■ WHAT IS REQUIRED ■
Give the number of lines that include the string "make", nothing more.

+++

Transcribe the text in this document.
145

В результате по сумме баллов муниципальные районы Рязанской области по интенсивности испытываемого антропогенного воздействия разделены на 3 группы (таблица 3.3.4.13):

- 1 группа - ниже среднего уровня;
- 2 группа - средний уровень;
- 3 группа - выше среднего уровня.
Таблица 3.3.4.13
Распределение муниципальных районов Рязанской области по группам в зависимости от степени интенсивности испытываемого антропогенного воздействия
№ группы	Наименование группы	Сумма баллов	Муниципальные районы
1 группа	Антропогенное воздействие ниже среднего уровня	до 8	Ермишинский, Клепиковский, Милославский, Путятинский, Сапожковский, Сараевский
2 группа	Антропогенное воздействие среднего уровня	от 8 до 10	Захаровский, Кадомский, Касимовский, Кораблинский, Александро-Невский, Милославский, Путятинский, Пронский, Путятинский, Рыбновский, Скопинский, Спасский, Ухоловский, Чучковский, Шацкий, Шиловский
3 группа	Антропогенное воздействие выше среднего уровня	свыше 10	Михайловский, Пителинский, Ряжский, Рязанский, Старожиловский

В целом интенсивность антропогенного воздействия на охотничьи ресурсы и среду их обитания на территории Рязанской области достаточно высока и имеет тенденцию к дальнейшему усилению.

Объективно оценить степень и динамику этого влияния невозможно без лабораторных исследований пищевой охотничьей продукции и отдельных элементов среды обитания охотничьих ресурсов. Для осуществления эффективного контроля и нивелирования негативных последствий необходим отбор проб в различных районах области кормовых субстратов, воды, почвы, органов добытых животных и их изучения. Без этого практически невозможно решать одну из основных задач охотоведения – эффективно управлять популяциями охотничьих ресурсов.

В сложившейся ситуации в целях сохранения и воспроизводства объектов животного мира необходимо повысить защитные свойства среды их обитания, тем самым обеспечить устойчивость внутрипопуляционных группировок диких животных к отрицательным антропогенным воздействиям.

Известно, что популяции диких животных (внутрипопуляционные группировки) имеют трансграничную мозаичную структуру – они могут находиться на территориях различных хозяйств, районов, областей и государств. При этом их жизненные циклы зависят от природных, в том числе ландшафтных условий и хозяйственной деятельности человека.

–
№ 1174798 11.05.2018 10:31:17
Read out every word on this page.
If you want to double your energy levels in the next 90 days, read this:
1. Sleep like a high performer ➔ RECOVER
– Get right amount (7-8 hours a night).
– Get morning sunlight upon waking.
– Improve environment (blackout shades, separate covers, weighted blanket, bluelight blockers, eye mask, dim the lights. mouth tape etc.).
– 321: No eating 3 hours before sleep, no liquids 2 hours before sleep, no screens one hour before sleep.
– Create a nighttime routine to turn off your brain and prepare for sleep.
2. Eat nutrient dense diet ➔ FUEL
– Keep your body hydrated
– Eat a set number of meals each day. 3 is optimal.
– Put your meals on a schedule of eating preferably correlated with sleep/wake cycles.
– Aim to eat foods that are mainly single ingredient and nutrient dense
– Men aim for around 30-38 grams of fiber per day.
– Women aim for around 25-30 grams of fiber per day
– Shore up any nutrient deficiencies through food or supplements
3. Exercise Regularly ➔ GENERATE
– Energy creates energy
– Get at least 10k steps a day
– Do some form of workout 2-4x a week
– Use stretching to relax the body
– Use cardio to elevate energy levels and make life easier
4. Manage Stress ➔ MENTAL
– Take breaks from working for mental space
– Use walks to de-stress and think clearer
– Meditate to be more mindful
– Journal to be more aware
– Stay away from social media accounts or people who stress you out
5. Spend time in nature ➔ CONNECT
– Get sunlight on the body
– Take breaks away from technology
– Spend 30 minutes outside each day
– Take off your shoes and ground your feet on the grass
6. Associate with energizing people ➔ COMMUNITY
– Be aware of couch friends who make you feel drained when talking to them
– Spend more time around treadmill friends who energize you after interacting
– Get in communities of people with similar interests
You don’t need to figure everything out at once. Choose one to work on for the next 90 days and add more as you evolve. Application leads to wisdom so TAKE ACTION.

+++

■ CORRECT OUTPUT ■
2